Check each line of the listing for the word "under" and report how many lines contain it, giving nothing but the number.

** BEGIN DATASET CONTENT **

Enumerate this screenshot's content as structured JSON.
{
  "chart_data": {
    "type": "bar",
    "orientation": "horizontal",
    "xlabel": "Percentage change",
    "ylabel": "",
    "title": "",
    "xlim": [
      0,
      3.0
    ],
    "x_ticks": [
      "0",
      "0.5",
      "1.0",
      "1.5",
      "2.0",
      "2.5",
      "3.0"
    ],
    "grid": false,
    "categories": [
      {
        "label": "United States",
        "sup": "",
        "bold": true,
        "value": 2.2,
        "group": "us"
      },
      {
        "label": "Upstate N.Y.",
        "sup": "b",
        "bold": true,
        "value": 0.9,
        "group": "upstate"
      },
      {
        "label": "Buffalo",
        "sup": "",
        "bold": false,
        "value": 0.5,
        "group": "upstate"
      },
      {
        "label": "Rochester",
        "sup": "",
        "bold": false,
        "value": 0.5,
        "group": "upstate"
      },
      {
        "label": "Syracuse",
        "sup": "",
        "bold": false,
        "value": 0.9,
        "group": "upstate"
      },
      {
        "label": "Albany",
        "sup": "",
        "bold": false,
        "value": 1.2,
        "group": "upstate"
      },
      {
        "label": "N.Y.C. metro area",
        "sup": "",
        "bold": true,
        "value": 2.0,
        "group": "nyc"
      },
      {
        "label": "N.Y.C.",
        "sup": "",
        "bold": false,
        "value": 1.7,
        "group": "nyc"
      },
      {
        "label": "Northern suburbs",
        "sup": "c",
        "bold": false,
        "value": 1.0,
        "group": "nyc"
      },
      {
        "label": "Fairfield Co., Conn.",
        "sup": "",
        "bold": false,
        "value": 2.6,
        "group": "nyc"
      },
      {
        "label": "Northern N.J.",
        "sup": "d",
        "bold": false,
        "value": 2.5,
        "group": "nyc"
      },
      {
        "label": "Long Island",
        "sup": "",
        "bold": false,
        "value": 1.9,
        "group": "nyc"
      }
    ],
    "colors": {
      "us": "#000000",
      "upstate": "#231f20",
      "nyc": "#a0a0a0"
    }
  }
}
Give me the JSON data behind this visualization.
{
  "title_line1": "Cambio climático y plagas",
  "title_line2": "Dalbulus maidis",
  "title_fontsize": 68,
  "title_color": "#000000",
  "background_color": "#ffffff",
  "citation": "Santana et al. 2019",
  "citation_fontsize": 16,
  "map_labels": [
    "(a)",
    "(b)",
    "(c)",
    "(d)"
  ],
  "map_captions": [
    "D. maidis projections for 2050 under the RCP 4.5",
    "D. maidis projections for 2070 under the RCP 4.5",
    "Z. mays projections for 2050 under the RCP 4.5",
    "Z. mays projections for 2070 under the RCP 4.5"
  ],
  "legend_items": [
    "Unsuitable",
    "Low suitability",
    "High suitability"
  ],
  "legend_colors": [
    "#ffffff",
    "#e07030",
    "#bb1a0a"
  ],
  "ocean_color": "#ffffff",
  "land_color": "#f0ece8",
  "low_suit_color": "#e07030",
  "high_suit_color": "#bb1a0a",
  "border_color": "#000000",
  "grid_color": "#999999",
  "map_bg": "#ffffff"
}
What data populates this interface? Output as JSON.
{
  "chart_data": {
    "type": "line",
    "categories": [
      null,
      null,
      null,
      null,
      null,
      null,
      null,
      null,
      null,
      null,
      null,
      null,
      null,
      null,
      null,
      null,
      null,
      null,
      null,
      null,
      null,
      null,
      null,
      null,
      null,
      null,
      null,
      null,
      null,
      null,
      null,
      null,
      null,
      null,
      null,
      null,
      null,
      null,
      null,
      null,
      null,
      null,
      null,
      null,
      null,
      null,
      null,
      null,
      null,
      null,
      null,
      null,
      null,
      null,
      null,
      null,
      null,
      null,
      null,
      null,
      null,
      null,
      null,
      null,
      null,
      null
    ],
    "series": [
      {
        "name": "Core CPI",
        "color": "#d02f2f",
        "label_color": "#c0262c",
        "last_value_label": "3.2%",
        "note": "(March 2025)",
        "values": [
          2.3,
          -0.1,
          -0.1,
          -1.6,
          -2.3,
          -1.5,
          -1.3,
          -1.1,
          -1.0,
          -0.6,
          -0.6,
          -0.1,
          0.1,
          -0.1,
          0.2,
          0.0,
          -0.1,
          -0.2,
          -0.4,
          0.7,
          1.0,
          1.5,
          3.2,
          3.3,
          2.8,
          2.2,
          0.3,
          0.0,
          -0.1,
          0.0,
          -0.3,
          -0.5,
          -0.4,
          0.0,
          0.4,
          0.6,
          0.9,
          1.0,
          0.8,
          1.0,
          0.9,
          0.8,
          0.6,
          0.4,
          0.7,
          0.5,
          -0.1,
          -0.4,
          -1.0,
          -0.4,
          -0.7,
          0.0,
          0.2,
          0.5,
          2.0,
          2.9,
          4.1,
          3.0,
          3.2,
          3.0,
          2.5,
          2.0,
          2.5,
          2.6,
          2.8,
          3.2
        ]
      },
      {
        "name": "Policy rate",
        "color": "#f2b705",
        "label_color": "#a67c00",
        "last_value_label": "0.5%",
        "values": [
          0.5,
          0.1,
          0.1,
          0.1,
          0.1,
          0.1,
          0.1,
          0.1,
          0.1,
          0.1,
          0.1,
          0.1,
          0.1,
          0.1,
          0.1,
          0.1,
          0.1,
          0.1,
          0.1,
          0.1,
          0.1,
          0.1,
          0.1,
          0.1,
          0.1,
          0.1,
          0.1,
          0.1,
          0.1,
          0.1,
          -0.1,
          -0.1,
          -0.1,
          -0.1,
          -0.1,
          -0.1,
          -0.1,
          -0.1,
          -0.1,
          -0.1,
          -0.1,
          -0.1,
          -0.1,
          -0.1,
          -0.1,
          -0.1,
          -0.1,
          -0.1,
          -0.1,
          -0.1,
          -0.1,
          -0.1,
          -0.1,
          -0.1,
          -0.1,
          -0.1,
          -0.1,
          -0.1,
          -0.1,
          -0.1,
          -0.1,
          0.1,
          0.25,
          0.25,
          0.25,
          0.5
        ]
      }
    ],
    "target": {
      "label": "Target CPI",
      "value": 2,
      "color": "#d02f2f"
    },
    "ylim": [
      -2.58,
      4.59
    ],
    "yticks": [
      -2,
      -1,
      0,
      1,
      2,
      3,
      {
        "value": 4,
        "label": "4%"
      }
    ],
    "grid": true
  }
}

** END DATASET CONTENT **

ANSWER FOR THIS EXERCISE:
4